## START Dataset entries

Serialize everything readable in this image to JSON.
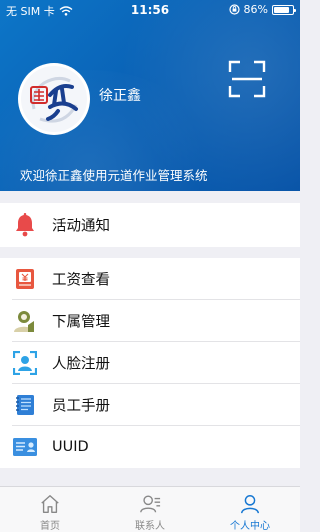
{
  "status_bar": {
    "carrier": "无 SIM 卡",
    "time": "11:56",
    "battery": "86%",
    "battery_level": 0.86
  },
  "header": {
    "username": "徐正鑫",
    "welcome": "欢迎徐正鑫使用元道作业管理系统",
    "avatar_icon": "yuandao-logo-icon",
    "scan_icon": "scan-icon"
  },
  "menu_groups": [
    [
      {
        "label": "活动通知",
        "icon": "bell-icon",
        "color": "#e84a4a"
      }
    ],
    [
      {
        "label": "工资查看",
        "icon": "salary-icon",
        "color": "#e8573f"
      },
      {
        "label": "下属管理",
        "icon": "person-icon",
        "color": "#7c8a3c"
      },
      {
        "label": "人脸注册",
        "icon": "face-scan-icon",
        "color": "#2ea3e6"
      },
      {
        "label": "员工手册",
        "icon": "handbook-icon",
        "color": "#2f7fd6"
      },
      {
        "label": "UUID",
        "icon": "id-card-icon",
        "color": "#3a8fe0"
      }
    ]
  ],
  "tabs": [
    {
      "label": "首页",
      "icon": "home-icon",
      "active": false
    },
    {
      "label": "联系人",
      "icon": "contacts-icon",
      "active": false
    },
    {
      "label": "个人中心",
      "icon": "profile-icon",
      "active": true
    }
  ],
  "colors": {
    "header_blue": "#0a62b6",
    "active_tab": "#1677d2",
    "inactive_tab": "#888888"
  }
}
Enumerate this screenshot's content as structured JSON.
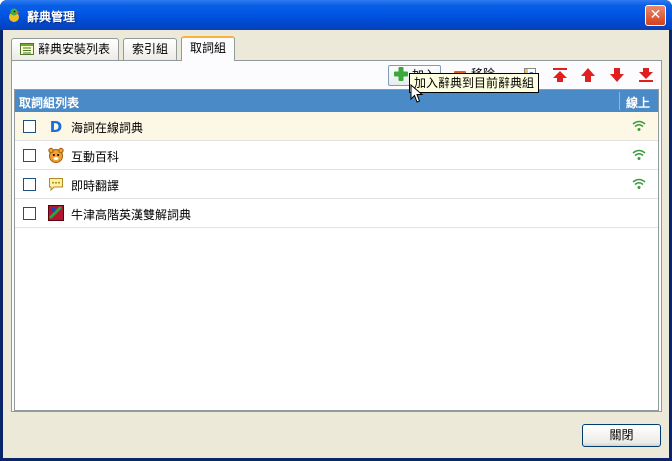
{
  "window": {
    "title": "辭典管理",
    "close_glyph": "✕"
  },
  "tabs": [
    {
      "label": "辭典安裝列表",
      "icon": "list-icon"
    },
    {
      "label": "索引組"
    },
    {
      "label": "取詞組",
      "active": true
    }
  ],
  "toolbar": {
    "add_label": "加入",
    "remove_label": "移除",
    "icons": [
      "info-icon",
      "move-top-icon",
      "move-up-icon",
      "move-down-icon",
      "move-bottom-icon"
    ]
  },
  "list": {
    "header_name": "取詞組列表",
    "header_online": "線上",
    "rows": [
      {
        "label": "海詞在線詞典",
        "icon": "dict-d-icon",
        "online": true,
        "selected": true
      },
      {
        "label": "互動百科",
        "icon": "tiger-icon",
        "online": true
      },
      {
        "label": "即時翻譯",
        "icon": "translate-icon",
        "online": true
      },
      {
        "label": "牛津高階英漢雙解詞典",
        "icon": "oxford-icon",
        "online": false
      }
    ]
  },
  "tooltip": "加入辭典到目前辭典組",
  "footer": {
    "close_label": "關閉"
  },
  "colors": {
    "header_bg": "#4a8ac6",
    "selected_row": "#fdf7e5",
    "online_icon": "#3a9a3a",
    "arrow_red": "#e02020"
  }
}
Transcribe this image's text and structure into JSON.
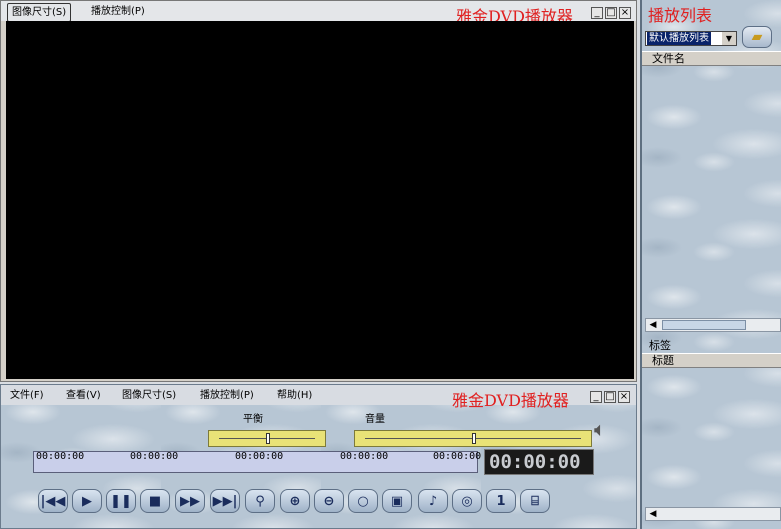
{
  "video_window": {
    "menus": [
      "图像尺寸(S)",
      "播放控制(P)"
    ],
    "brand": "雅金DVD播放器",
    "btn_min": "_",
    "btn_max": "□",
    "btn_close": "×"
  },
  "control_window": {
    "menus": [
      "文件(F)",
      "查看(V)",
      "图像尺寸(S)",
      "播放控制(P)",
      "帮助(H)"
    ],
    "brand": "雅金DVD播放器",
    "balance_label": "平衡",
    "volume_label": "音量",
    "balance_level": 0.5,
    "volume_level": 0.5,
    "timeline_marks": [
      "00:00:00",
      "00:00:00",
      "00:00:00",
      "00:00:00",
      "00:00:00"
    ],
    "time_display": "00:00:00",
    "controls": [
      {
        "name": "previous-track-button",
        "glyph": "|◀◀"
      },
      {
        "name": "play-button",
        "glyph": "▶"
      },
      {
        "name": "pause-button",
        "glyph": "❚❚"
      },
      {
        "name": "stop-button",
        "glyph": "■"
      },
      {
        "name": "fast-forward-button",
        "glyph": "▶▶"
      },
      {
        "name": "next-track-button",
        "glyph": "▶▶|"
      },
      {
        "name": "zoom-button",
        "glyph": "⚲"
      },
      {
        "name": "zoom-in-button",
        "glyph": "⊕"
      },
      {
        "name": "zoom-out-button",
        "glyph": "⊖"
      },
      {
        "name": "search-button",
        "glyph": "○"
      },
      {
        "name": "fullscreen-button",
        "glyph": "▣"
      },
      {
        "name": "audio-button",
        "glyph": "♪"
      },
      {
        "name": "disc-button",
        "glyph": "◎"
      },
      {
        "name": "angle-button",
        "glyph": "1"
      },
      {
        "name": "snapshot-button",
        "glyph": "⌸"
      }
    ]
  },
  "playlist": {
    "title": "播放列表",
    "selected_list": "默认播放列表",
    "column_filename": "文件名",
    "tag_label": "标签",
    "column_title": "标题"
  }
}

## END Dataset entries

What the task asks => Each entry must be retyped word for word, with every image omitted.

In response =>
Serialize everything readable in this image to JSON.
{
  "status_bar": {
    "carrier": "无 SIM 卡",
    "time": "11:56",
    "battery": "86%",
    "battery_level": 0.86
  },
  "header": {
    "username": "徐正鑫",
    "welcome": "欢迎徐正鑫使用元道作业管理系统",
    "avatar_icon": "yuandao-logo-icon",
    "scan_icon": "scan-icon"
  },
  "menu_groups": [
    [
      {
        "label": "活动通知",
        "icon": "bell-icon",
        "color": "#e84a4a"
      }
    ],
    [
      {
        "label": "工资查看",
        "icon": "salary-icon",
        "color": "#e8573f"
      },
      {
        "label": "下属管理",
        "icon": "person-icon",
        "color": "#7c8a3c"
      },
      {
        "label": "人脸注册",
        "icon": "face-scan-icon",
        "color": "#2ea3e6"
      },
      {
        "label": "员工手册",
        "icon": "handbook-icon",
        "color": "#2f7fd6"
      },
      {
        "label": "UUID",
        "icon": "id-card-icon",
        "color": "#3a8fe0"
      }
    ]
  ],
  "tabs": [
    {
      "label": "首页",
      "icon": "home-icon",
      "active": false
    },
    {
      "label": "联系人",
      "icon": "contacts-icon",
      "active": false
    },
    {
      "label": "个人中心",
      "icon": "profile-icon",
      "active": true
    }
  ],
  "colors": {
    "header_blue": "#0a62b6",
    "active_tab": "#1677d2",
    "inactive_tab": "#888888"
  }
}
Enumerate this screenshot's content as structured JSON.
{
  "window": {
    "title": "辭典管理",
    "close_glyph": "✕"
  },
  "tabs": [
    {
      "label": "辭典安裝列表",
      "icon": "list-icon"
    },
    {
      "label": "索引組"
    },
    {
      "label": "取詞組",
      "active": true
    }
  ],
  "toolbar": {
    "add_label": "加入",
    "remove_label": "移除",
    "icons": [
      "info-icon",
      "move-top-icon",
      "move-up-icon",
      "move-down-icon",
      "move-bottom-icon"
    ]
  },
  "list": {
    "header_name": "取詞組列表",
    "header_online": "線上",
    "rows": [
      {
        "label": "海詞在線詞典",
        "icon": "dict-d-icon",
        "online": true,
        "selected": true
      },
      {
        "label": "互動百科",
        "icon": "tiger-icon",
        "online": true
      },
      {
        "label": "即時翻譯",
        "icon": "translate-icon",
        "online": true
      },
      {
        "label": "牛津高階英漢雙解詞典",
        "icon": "oxford-icon",
        "online": false
      }
    ]
  },
  "tooltip": "加入辭典到目前辭典組",
  "footer": {
    "close_label": "關閉"
  },
  "colors": {
    "header_bg": "#4a8ac6",
    "selected_row": "#fdf7e5",
    "online_icon": "#3a9a3a",
    "arrow_red": "#e02020"
  }
}
Transcribe this image's text and structure into JSON.
{
  "video_window": {
    "menus": [
      "图像尺寸(S)",
      "播放控制(P)"
    ],
    "brand": "雅金DVD播放器",
    "btn_min": "_",
    "btn_max": "□",
    "btn_close": "×"
  },
  "control_window": {
    "menus": [
      "文件(F)",
      "查看(V)",
      "图像尺寸(S)",
      "播放控制(P)",
      "帮助(H)"
    ],
    "brand": "雅金DVD播放器",
    "balance_label": "平衡",
    "volume_label": "音量",
    "balance_level": 0.5,
    "volume_level": 0.5,
    "timeline_marks": [
      "00:00:00",
      "00:00:00",
      "00:00:00",
      "00:00:00",
      "00:00:00"
    ],
    "time_display": "00:00:00",
    "controls": [
      {
        "name": "previous-track-button",
        "glyph": "|◀◀"
      },
      {
        "name": "play-button",
        "glyph": "▶"
      },
      {
        "name": "pause-button",
        "glyph": "❚❚"
      },
      {
        "name": "stop-button",
        "glyph": "■"
      },
      {
        "name": "fast-forward-button",
        "glyph": "▶▶"
      },
      {
        "name": "next-track-button",
        "glyph": "▶▶|"
      },
      {
        "name": "zoom-button",
        "glyph": "⚲"
      },
      {
        "name": "zoom-in-button",
        "glyph": "⊕"
      },
      {
        "name": "zoom-out-button",
        "glyph": "⊖"
      },
      {
        "name": "search-button",
        "glyph": "○"
      },
      {
        "name": "fullscreen-button",
        "glyph": "▣"
      },
      {
        "name": "audio-button",
        "glyph": "♪"
      },
      {
        "name": "disc-button",
        "glyph": "◎"
      },
      {
        "name": "angle-button",
        "glyph": "1"
      },
      {
        "name": "snapshot-button",
        "glyph": "⌸"
      }
    ]
  },
  "playlist": {
    "title": "播放列表",
    "selected_list": "默认播放列表",
    "column_filename": "文件名",
    "tag_label": "标签",
    "column_title": "标题"
  }
}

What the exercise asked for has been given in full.